Aim of the task:
Your task is to repeat all of the material exactly.

Provided data:
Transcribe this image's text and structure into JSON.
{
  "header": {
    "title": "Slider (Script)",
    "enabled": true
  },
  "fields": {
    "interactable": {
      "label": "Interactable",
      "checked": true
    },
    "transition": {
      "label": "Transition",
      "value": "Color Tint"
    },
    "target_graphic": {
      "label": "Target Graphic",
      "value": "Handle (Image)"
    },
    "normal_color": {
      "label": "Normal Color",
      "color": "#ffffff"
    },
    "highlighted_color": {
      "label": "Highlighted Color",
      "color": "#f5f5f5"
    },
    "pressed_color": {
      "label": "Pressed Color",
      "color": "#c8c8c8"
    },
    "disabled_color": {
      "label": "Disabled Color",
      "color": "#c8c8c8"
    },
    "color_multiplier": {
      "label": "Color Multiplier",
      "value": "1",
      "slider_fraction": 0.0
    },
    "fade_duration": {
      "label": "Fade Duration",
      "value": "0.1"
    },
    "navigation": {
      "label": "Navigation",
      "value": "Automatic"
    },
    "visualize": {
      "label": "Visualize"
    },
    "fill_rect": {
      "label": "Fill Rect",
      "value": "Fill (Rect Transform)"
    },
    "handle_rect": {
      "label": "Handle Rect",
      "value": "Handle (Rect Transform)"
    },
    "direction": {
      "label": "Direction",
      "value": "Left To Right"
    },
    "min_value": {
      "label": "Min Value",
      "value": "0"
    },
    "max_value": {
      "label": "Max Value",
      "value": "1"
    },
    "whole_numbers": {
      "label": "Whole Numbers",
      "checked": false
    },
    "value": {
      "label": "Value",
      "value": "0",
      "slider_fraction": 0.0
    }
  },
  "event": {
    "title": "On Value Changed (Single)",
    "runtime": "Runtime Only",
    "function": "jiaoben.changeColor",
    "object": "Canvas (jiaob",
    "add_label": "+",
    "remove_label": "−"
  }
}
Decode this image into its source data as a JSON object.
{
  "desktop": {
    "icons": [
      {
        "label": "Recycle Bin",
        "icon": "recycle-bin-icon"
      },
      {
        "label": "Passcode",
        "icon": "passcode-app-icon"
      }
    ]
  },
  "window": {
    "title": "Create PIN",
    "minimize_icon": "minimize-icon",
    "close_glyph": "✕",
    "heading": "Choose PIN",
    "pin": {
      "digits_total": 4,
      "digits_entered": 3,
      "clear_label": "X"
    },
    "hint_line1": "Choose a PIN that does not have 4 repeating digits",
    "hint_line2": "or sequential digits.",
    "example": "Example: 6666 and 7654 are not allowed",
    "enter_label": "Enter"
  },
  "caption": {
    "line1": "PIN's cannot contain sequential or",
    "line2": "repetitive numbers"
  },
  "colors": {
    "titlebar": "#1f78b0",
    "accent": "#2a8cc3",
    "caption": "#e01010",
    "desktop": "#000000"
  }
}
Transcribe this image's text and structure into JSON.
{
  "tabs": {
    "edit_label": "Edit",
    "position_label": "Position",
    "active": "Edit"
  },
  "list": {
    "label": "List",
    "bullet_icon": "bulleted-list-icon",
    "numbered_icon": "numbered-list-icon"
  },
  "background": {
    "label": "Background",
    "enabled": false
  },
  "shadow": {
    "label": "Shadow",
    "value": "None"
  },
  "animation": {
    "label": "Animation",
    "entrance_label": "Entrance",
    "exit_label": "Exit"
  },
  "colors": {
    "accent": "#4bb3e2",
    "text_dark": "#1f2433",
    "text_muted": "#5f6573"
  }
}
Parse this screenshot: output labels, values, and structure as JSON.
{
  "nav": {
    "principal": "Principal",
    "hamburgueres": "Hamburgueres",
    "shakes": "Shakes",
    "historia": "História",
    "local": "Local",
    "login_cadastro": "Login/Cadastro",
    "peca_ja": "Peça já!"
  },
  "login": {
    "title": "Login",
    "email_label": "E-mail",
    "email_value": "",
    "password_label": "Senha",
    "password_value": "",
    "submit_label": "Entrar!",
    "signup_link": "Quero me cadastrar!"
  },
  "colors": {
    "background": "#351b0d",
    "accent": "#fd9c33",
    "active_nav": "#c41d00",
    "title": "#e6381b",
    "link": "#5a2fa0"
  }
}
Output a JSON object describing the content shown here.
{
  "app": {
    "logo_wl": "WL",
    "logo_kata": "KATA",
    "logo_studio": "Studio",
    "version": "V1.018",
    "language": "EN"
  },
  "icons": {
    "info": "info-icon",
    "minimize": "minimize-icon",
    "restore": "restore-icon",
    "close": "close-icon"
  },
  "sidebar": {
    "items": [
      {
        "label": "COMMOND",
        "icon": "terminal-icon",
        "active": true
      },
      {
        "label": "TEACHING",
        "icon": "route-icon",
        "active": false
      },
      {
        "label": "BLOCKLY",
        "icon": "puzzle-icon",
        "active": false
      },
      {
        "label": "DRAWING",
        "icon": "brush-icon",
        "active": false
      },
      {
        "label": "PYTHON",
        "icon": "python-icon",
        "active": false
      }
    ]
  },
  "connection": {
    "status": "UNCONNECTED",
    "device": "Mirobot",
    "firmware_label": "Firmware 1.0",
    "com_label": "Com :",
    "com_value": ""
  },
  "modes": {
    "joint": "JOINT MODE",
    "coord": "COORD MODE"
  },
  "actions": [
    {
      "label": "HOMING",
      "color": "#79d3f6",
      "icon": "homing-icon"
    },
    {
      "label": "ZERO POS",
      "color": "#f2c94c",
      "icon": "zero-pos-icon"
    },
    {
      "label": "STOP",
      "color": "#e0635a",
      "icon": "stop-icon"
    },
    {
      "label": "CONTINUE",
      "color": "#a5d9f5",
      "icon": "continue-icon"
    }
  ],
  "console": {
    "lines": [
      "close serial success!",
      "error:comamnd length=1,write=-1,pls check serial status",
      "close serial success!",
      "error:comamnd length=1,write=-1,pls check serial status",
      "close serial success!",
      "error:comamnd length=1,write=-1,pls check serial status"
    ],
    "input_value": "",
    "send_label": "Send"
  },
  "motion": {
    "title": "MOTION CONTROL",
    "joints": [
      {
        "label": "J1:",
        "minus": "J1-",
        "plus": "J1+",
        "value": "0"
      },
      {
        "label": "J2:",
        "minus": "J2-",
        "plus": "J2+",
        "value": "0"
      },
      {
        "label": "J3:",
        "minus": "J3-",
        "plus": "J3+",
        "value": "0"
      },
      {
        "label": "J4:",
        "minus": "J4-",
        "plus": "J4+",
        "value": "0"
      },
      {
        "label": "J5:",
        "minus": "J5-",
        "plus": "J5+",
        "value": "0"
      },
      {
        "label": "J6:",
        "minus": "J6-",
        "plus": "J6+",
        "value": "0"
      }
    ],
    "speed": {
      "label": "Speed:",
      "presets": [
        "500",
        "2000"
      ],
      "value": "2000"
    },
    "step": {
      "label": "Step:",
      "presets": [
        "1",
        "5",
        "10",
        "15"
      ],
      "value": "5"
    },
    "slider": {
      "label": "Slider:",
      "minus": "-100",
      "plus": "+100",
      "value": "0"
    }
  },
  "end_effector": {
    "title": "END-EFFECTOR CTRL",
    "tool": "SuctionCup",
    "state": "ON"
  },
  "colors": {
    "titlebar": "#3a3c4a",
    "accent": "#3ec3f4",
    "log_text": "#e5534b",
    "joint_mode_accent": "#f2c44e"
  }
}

Task result:
Transcribe this image's text and structure into JSON.
{
  "header": {
    "title": "Slider (Script)",
    "enabled": true
  },
  "fields": {
    "interactable": {
      "label": "Interactable",
      "checked": true
    },
    "transition": {
      "label": "Transition",
      "value": "Color Tint"
    },
    "target_graphic": {
      "label": "Target Graphic",
      "value": "Handle (Image)"
    },
    "normal_color": {
      "label": "Normal Color",
      "color": "#ffffff"
    },
    "highlighted_color": {
      "label": "Highlighted Color",
      "color": "#f5f5f5"
    },
    "pressed_color": {
      "label": "Pressed Color",
      "color": "#c8c8c8"
    },
    "disabled_color": {
      "label": "Disabled Color",
      "color": "#c8c8c8"
    },
    "color_multiplier": {
      "label": "Color Multiplier",
      "value": "1",
      "slider_fraction": 0.0
    },
    "fade_duration": {
      "label": "Fade Duration",
      "value": "0.1"
    },
    "navigation": {
      "label": "Navigation",
      "value": "Automatic"
    },
    "visualize": {
      "label": "Visualize"
    },
    "fill_rect": {
      "label": "Fill Rect",
      "value": "Fill (Rect Transform)"
    },
    "handle_rect": {
      "label": "Handle Rect",
      "value": "Handle (Rect Transform)"
    },
    "direction": {
      "label": "Direction",
      "value": "Left To Right"
    },
    "min_value": {
      "label": "Min Value",
      "value": "0"
    },
    "max_value": {
      "label": "Max Value",
      "value": "1"
    },
    "whole_numbers": {
      "label": "Whole Numbers",
      "checked": false
    },
    "value": {
      "label": "Value",
      "value": "0",
      "slider_fraction": 0.0
    }
  },
  "event": {
    "title": "On Value Changed (Single)",
    "runtime": "Runtime Only",
    "function": "jiaoben.changeColor",
    "object": "Canvas (jiaob",
    "add_label": "+",
    "remove_label": "−"
  }
}
Decode this image into its source data as a JSON object.
{
  "desktop": {
    "icons": [
      {
        "label": "Recycle Bin",
        "icon": "recycle-bin-icon"
      },
      {
        "label": "Passcode",
        "icon": "passcode-app-icon"
      }
    ]
  },
  "window": {
    "title": "Create PIN",
    "minimize_icon": "minimize-icon",
    "close_glyph": "✕",
    "heading": "Choose PIN",
    "pin": {
      "digits_total": 4,
      "digits_entered": 3,
      "clear_label": "X"
    },
    "hint_line1": "Choose a PIN that does not have 4 repeating digits",
    "hint_line2": "or sequential digits.",
    "example": "Example: 6666 and 7654 are not allowed",
    "enter_label": "Enter"
  },
  "caption": {
    "line1": "PIN's cannot contain sequential or",
    "line2": "repetitive numbers"
  },
  "colors": {
    "titlebar": "#1f78b0",
    "accent": "#2a8cc3",
    "caption": "#e01010",
    "desktop": "#000000"
  }
}
Transcribe this image's text and structure into JSON.
{
  "tabs": {
    "edit_label": "Edit",
    "position_label": "Position",
    "active": "Edit"
  },
  "list": {
    "label": "List",
    "bullet_icon": "bulleted-list-icon",
    "numbered_icon": "numbered-list-icon"
  },
  "background": {
    "label": "Background",
    "enabled": false
  },
  "shadow": {
    "label": "Shadow",
    "value": "None"
  },
  "animation": {
    "label": "Animation",
    "entrance_label": "Entrance",
    "exit_label": "Exit"
  },
  "colors": {
    "accent": "#4bb3e2",
    "text_dark": "#1f2433",
    "text_muted": "#5f6573"
  }
}
Parse this screenshot: output labels, values, and structure as JSON.
{
  "nav": {
    "principal": "Principal",
    "hamburgueres": "Hamburgueres",
    "shakes": "Shakes",
    "historia": "História",
    "local": "Local",
    "login_cadastro": "Login/Cadastro",
    "peca_ja": "Peça já!"
  },
  "login": {
    "title": "Login",
    "email_label": "E-mail",
    "email_value": "",
    "password_label": "Senha",
    "password_value": "",
    "submit_label": "Entrar!",
    "signup_link": "Quero me cadastrar!"
  },
  "colors": {
    "background": "#351b0d",
    "accent": "#fd9c33",
    "active_nav": "#c41d00",
    "title": "#e6381b",
    "link": "#5a2fa0"
  }
}
Output a JSON object describing the content shown here.
{
  "app": {
    "logo_wl": "WL",
    "logo_kata": "KATA",
    "logo_studio": "Studio",
    "version": "V1.018",
    "language": "EN"
  },
  "icons": {
    "info": "info-icon",
    "minimize": "minimize-icon",
    "restore": "restore-icon",
    "close": "close-icon"
  },
  "sidebar": {
    "items": [
      {
        "label": "COMMOND",
        "icon": "terminal-icon",
        "active": true
      },
      {
        "label": "TEACHING",
        "icon": "route-icon",
        "active": false
      },
      {
        "label": "BLOCKLY",
        "icon": "puzzle-icon",
        "active": false
      },
      {
        "label": "DRAWING",
        "icon": "brush-icon",
        "active": false
      },
      {
        "label": "PYTHON",
        "icon": "python-icon",
        "active": false
      }
    ]
  },
  "connection": {
    "status": "UNCONNECTED",
    "device": "Mirobot",
    "firmware_label": "Firmware 1.0",
    "com_label": "Com :",
    "com_value": ""
  },
  "modes": {
    "joint": "JOINT MODE",
    "coord": "COORD MODE"
  },
  "actions": [
    {
      "label": "HOMING",
      "color": "#79d3f6",
      "icon": "homing-icon"
    },
    {
      "label": "ZERO POS",
      "color": "#f2c94c",
      "icon": "zero-pos-icon"
    },
    {
      "label": "STOP",
      "color": "#e0635a",
      "icon": "stop-icon"
    },
    {
      "label": "CONTINUE",
      "color": "#a5d9f5",
      "icon": "continue-icon"
    }
  ],
  "console": {
    "lines": [
      "close serial success!",
      "error:comamnd length=1,write=-1,pls check serial status",
      "close serial success!",
      "error:comamnd length=1,write=-1,pls check serial status",
      "close serial success!",
      "error:comamnd length=1,write=-1,pls check serial status"
    ],
    "input_value": "",
    "send_label": "Send"
  },
  "motion": {
    "title": "MOTION CONTROL",
    "joints": [
      {
        "label": "J1:",
        "minus": "J1-",
        "plus": "J1+",
        "value": "0"
      },
      {
        "label": "J2:",
        "minus": "J2-",
        "plus": "J2+",
        "value": "0"
      },
      {
        "label": "J3:",
        "minus": "J3-",
        "plus": "J3+",
        "value": "0"
      },
      {
        "label": "J4:",
        "minus": "J4-",
        "plus": "J4+",
        "value": "0"
      },
      {
        "label": "J5:",
        "minus": "J5-",
        "plus": "J5+",
        "value": "0"
      },
      {
        "label": "J6:",
        "minus": "J6-",
        "plus": "J6+",
        "value": "0"
      }
    ],
    "speed": {
      "label": "Speed:",
      "presets": [
        "500",
        "2000"
      ],
      "value": "2000"
    },
    "step": {
      "label": "Step:",
      "presets": [
        "1",
        "5",
        "10",
        "15"
      ],
      "value": "5"
    },
    "slider": {
      "label": "Slider:",
      "minus": "-100",
      "plus": "+100",
      "value": "0"
    }
  },
  "end_effector": {
    "title": "END-EFFECTOR CTRL",
    "tool": "SuctionCup",
    "state": "ON"
  },
  "colors": {
    "titlebar": "#3a3c4a",
    "accent": "#3ec3f4",
    "log_text": "#e5534b",
    "joint_mode_accent": "#f2c44e"
  }
}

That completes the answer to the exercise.